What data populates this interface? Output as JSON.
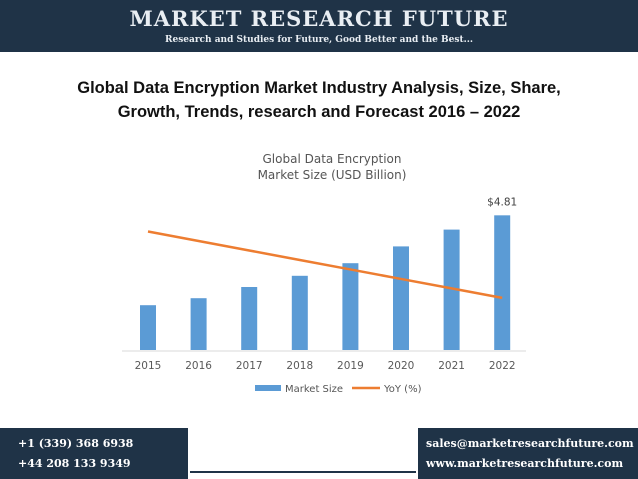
{
  "header": {
    "brand": "MARKET RESEARCH FUTURE",
    "tagline": "Research and Studies for Future, Good Better and the Best..."
  },
  "title_line1": "Global Data Encryption Market Industry Analysis, Size, Share,",
  "title_line2": "Growth, Trends, research and Forecast 2016 – 2022",
  "chart_data": {
    "type": "bar",
    "title_line1": "Global Data Encryption",
    "title_line2": "Market Size (USD Billion)",
    "categories": [
      "2015",
      "2016",
      "2017",
      "2018",
      "2019",
      "2020",
      "2021",
      "2022"
    ],
    "series": [
      {
        "name": "Market Size",
        "type": "bar",
        "color": "#5b9bd5",
        "values": [
          1.6,
          1.85,
          2.25,
          2.65,
          3.1,
          3.7,
          4.3,
          4.81
        ]
      },
      {
        "name": "YoY (%)",
        "type": "line",
        "color": "#ed7d31",
        "values": [
          100,
          92,
          84,
          76,
          68,
          60,
          52,
          44
        ]
      }
    ],
    "data_labels": [
      {
        "category": "2022",
        "text": "$4.81"
      }
    ],
    "ylim": [
      0,
      5.5
    ],
    "yoy_ylim": [
      0,
      130
    ],
    "grid": false,
    "legend_position": "bottom"
  },
  "footer": {
    "phone1": "+1 (339) 368 6938",
    "phone2": "+44 208 133 9349",
    "email": "sales@marketresearchfuture.com",
    "website": "www.marketresearchfuture.com"
  },
  "colors": {
    "navy": "#1f3347",
    "bar": "#5b9bd5",
    "line": "#ed7d31"
  }
}
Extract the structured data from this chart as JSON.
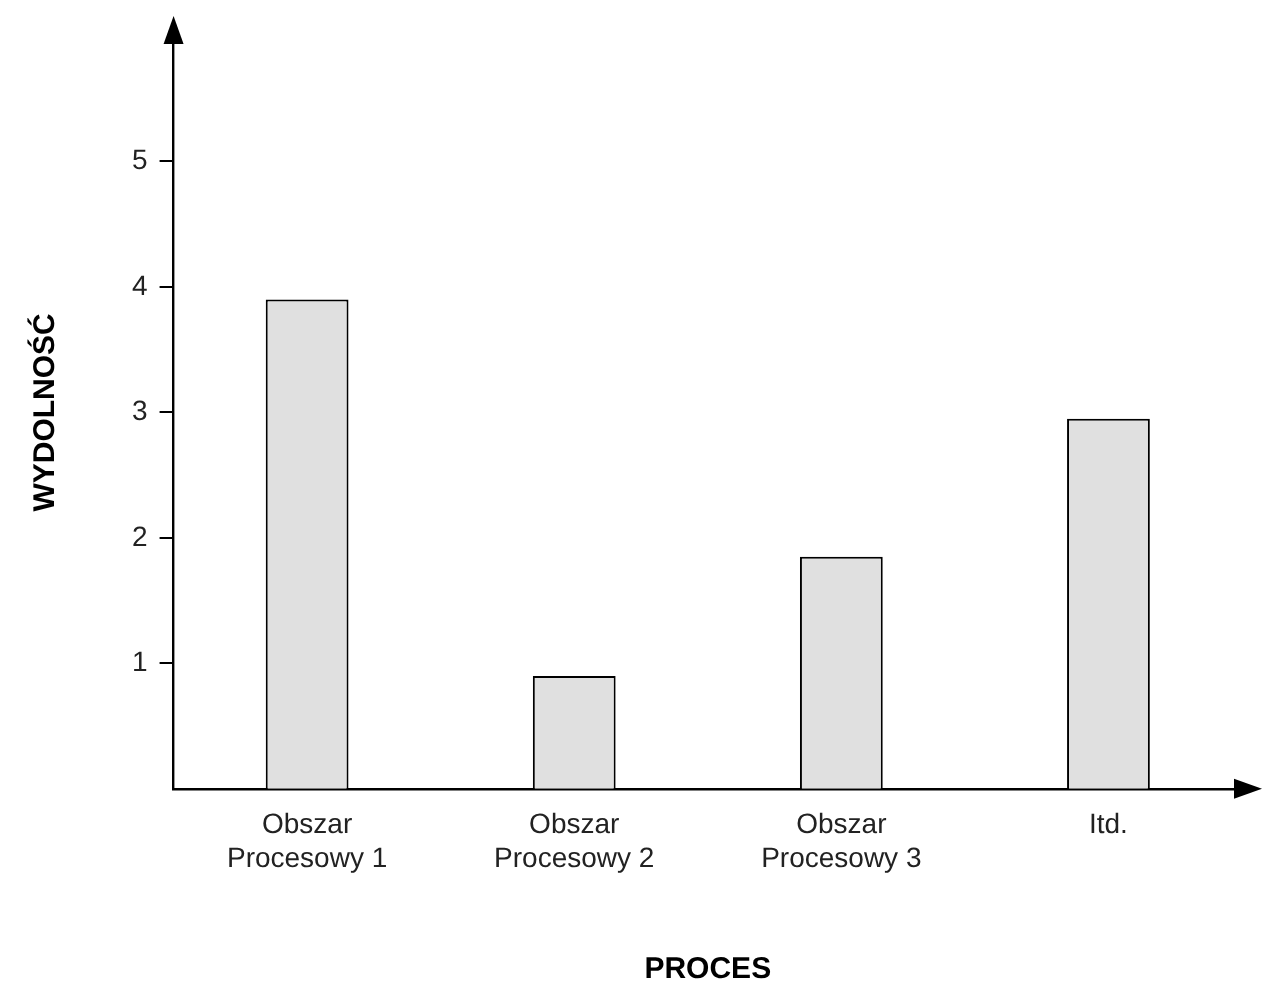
{
  "chart_data": {
    "type": "bar",
    "xlabel": "PROCES",
    "ylabel": "WYDOLNOŚĆ",
    "categories": [
      "Obszar Procesowy 1",
      "Obszar Procesowy 2",
      "Obszar Procesowy 3",
      "Itd."
    ],
    "values": [
      3.9,
      0.9,
      1.85,
      2.95
    ],
    "color": "#e0e0e0",
    "ylim": [
      0,
      6
    ],
    "yticks": [
      1,
      2,
      3,
      4,
      5
    ],
    "grid": false,
    "legend": false
  }
}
====
> [Set problem]:
Repeat exactly the lines above, from the line containing "Extract the structured" through the last line of the records, inclusive; omit any pictures.

> [Response to the exercise]:
Extract the structured data from this chart as JSON.
{
  "chart_data": {
    "type": "bar",
    "xlabel": "PROCES",
    "ylabel": "WYDOLNOŚĆ",
    "categories": [
      "Obszar Procesowy 1",
      "Obszar Procesowy 2",
      "Obszar Procesowy 3",
      "Itd."
    ],
    "values": [
      3.9,
      0.9,
      1.85,
      2.95
    ],
    "color": "#e0e0e0",
    "ylim": [
      0,
      6
    ],
    "yticks": [
      1,
      2,
      3,
      4,
      5
    ],
    "grid": false,
    "legend": false
  }
}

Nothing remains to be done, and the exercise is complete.